> [WHAT IS REQUIRED]:
Omit the images, then print each record below exactly as it reads.

**** SUPPLIED RECORDS

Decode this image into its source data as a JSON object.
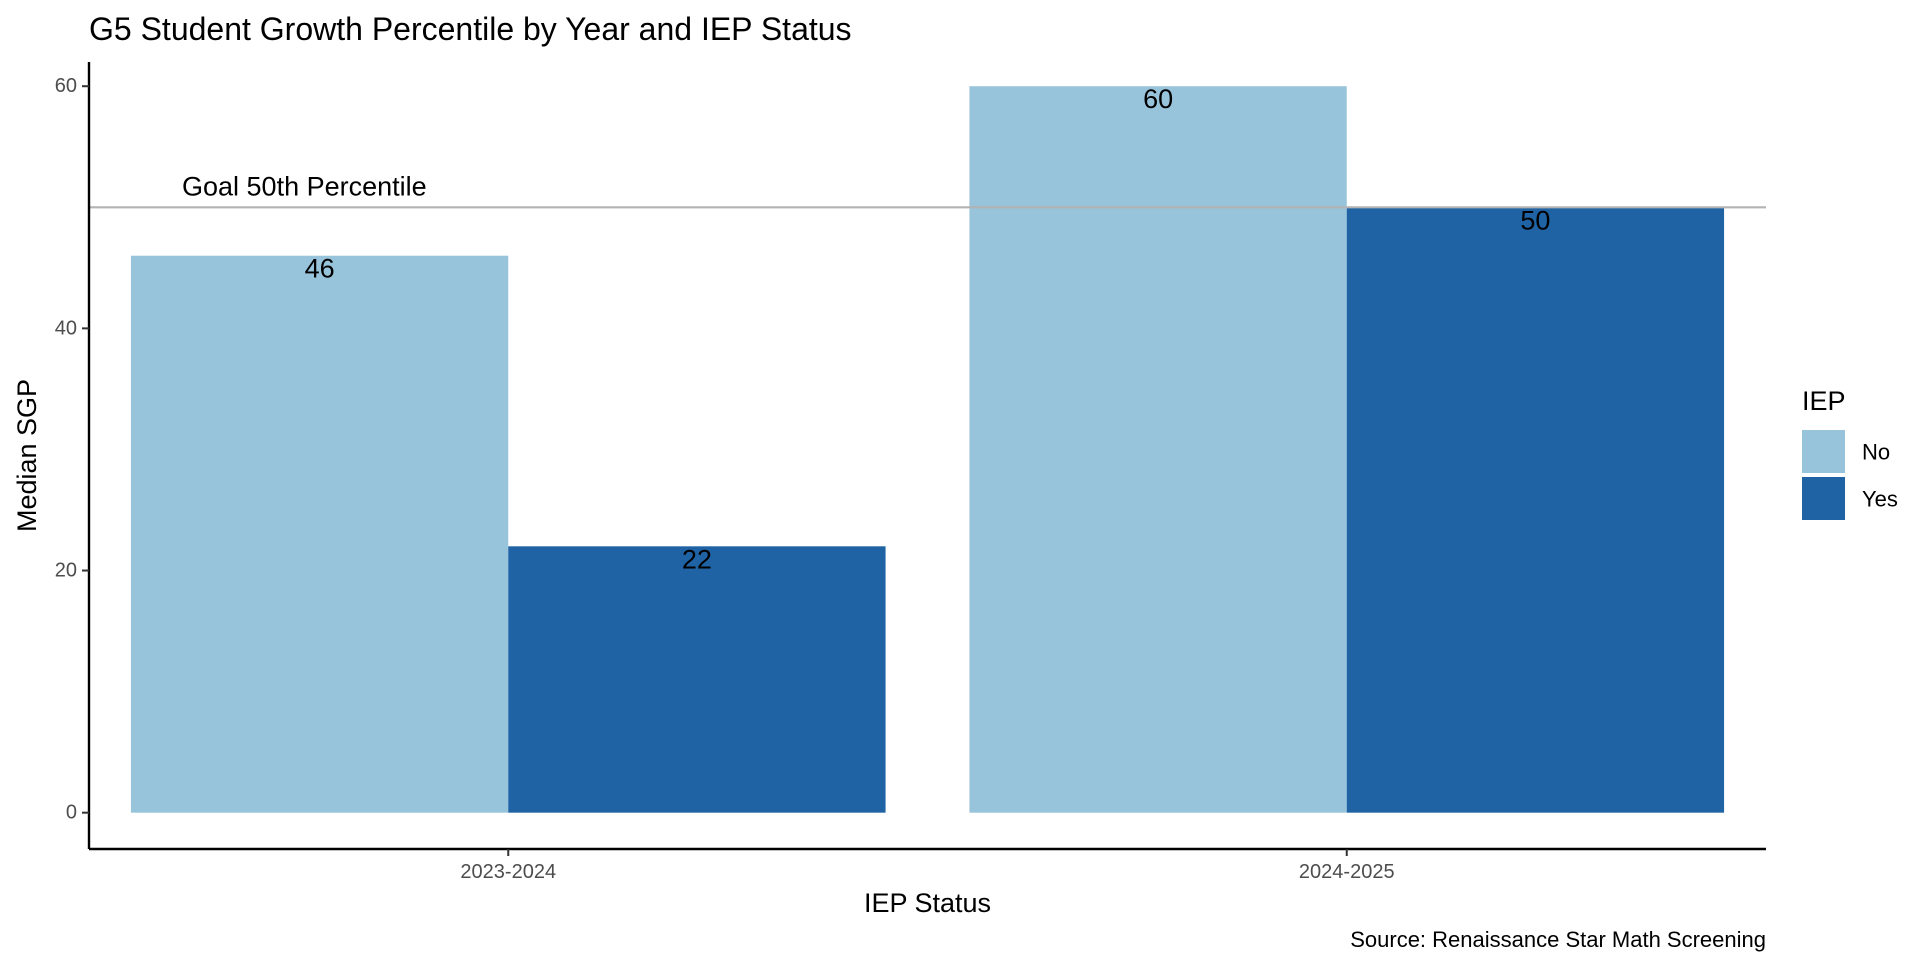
{
  "chart_data": {
    "type": "bar",
    "title": "G5 Student Growth Percentile by Year and IEP Status",
    "xlabel": "IEP Status",
    "ylabel": "Median SGP",
    "caption": "Source: Renaissance Star Math Screening",
    "categories": [
      "2023-2024",
      "2024-2025"
    ],
    "series": [
      {
        "name": "No",
        "values": [
          46,
          60
        ],
        "color": "#97c3db"
      },
      {
        "name": "Yes",
        "values": [
          22,
          50
        ],
        "color": "#1f63a5"
      }
    ],
    "ylim": [
      -3,
      62
    ],
    "yticks": [
      0,
      20,
      40,
      60
    ],
    "reference_line": {
      "value": 50,
      "label": "Goal 50th Percentile",
      "color": "#b3b3b3"
    },
    "legend": {
      "title": "IEP",
      "position": "right"
    },
    "grid": false
  }
}
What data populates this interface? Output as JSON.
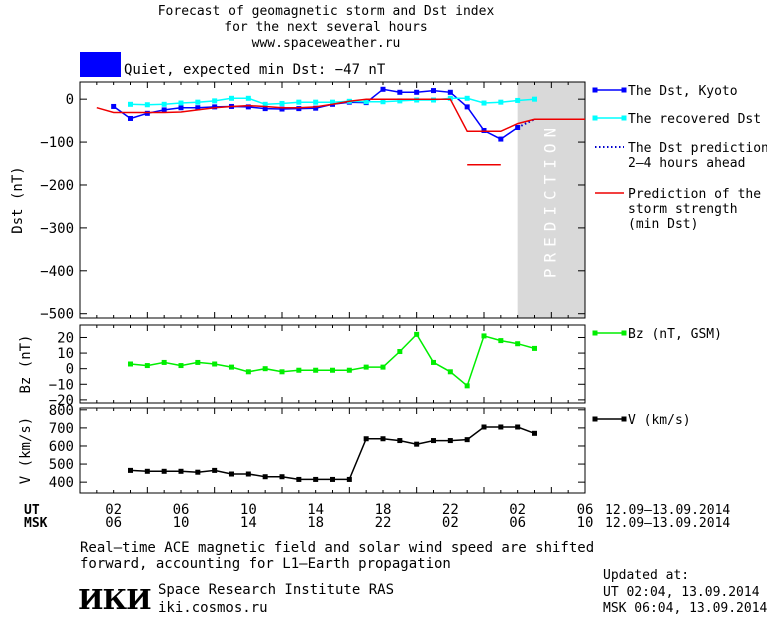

********

> [RESPONSE BELOW]:
Decode this image into its source data as a JSON object.
{
  "chart_data": {
    "type": "bar",
    "title": "G5 Student Growth Percentile by Year and IEP Status",
    "xlabel": "IEP Status",
    "ylabel": "Median SGP",
    "caption": "Source: Renaissance Star Math Screening",
    "categories": [
      "2023-2024",
      "2024-2025"
    ],
    "series": [
      {
        "name": "No",
        "values": [
          46,
          60
        ],
        "color": "#97c3db"
      },
      {
        "name": "Yes",
        "values": [
          22,
          50
        ],
        "color": "#1f63a5"
      }
    ],
    "ylim": [
      -3,
      62
    ],
    "yticks": [
      0,
      20,
      40,
      60
    ],
    "reference_line": {
      "value": 50,
      "label": "Goal 50th Percentile",
      "color": "#b3b3b3"
    },
    "legend": {
      "title": "IEP",
      "position": "right"
    },
    "grid": false
  }
}
What data populates this interface? Output as JSON.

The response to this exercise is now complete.